• DESCRIPTION OF THE TASK: Find the lines holding the word "Общее" and collect them.

• EXTRACTED INFORMATION:
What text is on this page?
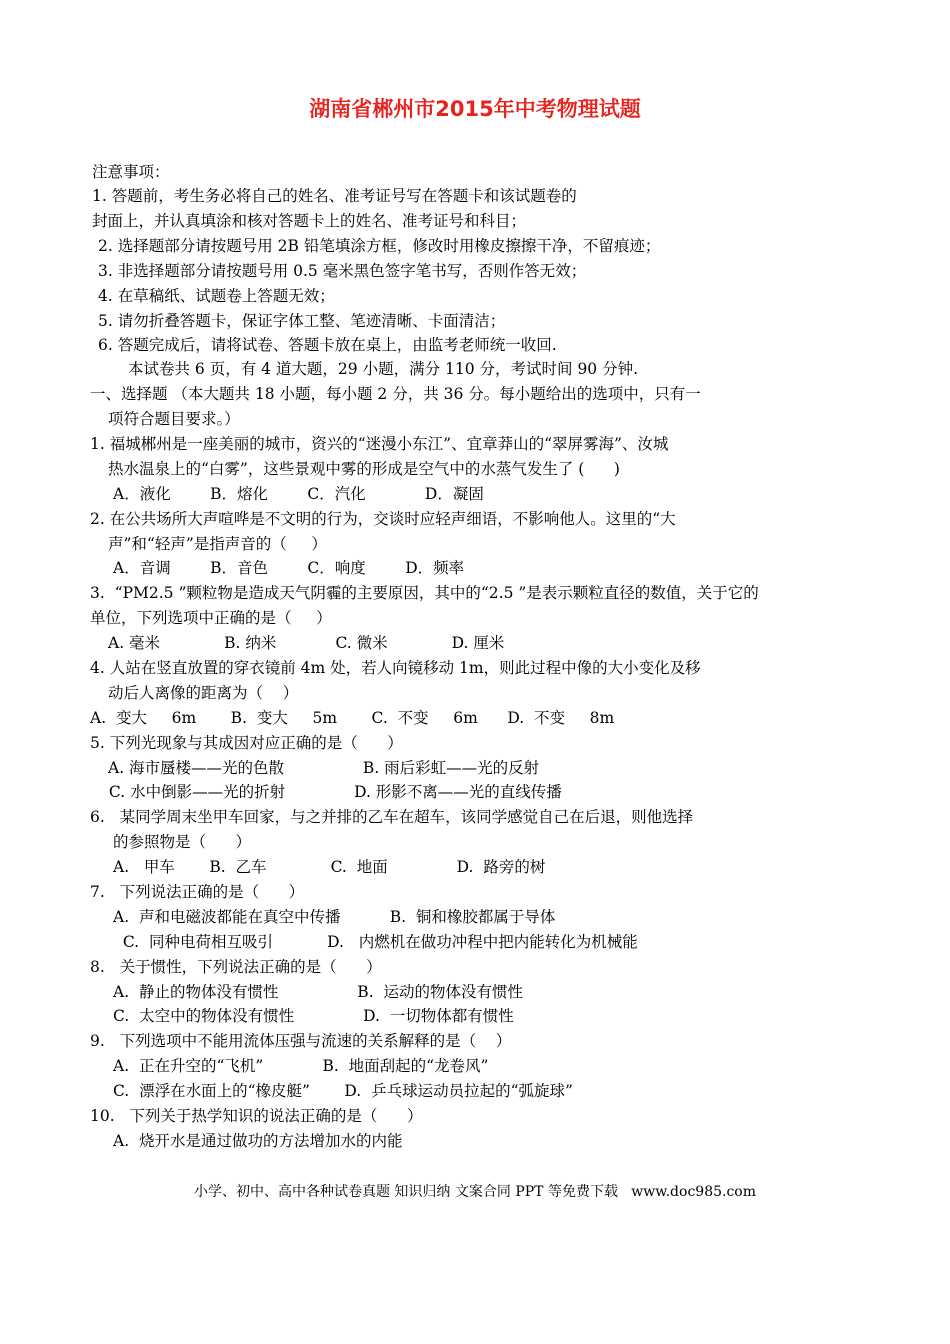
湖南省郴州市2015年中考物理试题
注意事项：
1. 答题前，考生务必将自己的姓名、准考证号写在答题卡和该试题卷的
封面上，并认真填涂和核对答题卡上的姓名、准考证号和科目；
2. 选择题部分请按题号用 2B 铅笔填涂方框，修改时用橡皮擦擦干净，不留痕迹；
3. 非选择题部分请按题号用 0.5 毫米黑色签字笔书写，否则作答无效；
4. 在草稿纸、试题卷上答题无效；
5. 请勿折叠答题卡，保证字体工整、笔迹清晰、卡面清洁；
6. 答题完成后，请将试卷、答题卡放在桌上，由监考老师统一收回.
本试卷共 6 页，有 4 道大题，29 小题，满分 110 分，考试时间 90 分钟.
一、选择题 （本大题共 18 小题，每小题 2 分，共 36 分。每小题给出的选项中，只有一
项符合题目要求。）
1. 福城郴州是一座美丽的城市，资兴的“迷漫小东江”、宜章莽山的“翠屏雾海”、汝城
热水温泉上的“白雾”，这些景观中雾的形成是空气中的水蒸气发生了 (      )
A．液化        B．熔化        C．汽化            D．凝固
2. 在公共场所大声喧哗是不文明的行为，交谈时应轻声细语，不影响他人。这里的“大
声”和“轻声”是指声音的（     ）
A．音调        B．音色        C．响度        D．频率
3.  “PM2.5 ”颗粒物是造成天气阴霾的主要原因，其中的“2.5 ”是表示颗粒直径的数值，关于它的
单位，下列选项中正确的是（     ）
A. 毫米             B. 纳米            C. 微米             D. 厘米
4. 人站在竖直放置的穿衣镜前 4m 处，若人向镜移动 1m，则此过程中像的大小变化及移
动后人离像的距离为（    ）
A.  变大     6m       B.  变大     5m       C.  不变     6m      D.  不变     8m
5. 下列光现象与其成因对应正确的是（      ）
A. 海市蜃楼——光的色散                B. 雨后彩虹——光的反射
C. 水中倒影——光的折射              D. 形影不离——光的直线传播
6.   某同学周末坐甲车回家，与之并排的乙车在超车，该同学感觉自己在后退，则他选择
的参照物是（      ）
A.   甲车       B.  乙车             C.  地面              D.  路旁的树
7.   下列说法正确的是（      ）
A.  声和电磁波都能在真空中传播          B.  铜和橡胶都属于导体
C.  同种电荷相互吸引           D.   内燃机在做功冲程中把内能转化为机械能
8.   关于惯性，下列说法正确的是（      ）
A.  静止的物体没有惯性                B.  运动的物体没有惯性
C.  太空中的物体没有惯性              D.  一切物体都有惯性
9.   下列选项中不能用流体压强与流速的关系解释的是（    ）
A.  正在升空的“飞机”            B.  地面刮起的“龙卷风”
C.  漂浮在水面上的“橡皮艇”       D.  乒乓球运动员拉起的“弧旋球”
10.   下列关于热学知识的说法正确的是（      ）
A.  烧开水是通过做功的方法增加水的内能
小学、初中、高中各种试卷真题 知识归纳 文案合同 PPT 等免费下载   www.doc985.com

...

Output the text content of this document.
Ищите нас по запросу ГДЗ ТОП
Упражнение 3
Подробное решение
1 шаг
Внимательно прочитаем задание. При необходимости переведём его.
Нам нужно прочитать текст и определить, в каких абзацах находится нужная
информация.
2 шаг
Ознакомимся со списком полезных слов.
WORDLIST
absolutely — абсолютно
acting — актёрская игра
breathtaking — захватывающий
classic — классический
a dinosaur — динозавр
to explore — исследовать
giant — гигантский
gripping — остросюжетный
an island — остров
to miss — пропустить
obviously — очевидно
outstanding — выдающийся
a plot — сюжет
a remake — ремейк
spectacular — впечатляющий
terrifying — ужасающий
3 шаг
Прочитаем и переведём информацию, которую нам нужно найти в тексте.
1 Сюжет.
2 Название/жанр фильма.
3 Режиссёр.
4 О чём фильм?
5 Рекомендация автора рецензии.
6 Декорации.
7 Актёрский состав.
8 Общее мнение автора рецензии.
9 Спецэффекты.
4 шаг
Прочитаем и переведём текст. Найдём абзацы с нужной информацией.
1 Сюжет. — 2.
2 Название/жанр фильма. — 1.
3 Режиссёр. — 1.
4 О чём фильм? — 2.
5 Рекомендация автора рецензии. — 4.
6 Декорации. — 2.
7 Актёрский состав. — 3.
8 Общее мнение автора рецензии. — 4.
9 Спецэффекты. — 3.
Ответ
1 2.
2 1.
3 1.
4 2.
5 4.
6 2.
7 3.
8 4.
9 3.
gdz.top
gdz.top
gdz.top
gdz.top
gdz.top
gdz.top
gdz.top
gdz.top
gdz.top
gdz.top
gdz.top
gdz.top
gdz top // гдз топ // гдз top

• FINISHED EXERCISE:
8 Общее мнение автора рецензии.
8 Общее мнение автора рецензии. — 4.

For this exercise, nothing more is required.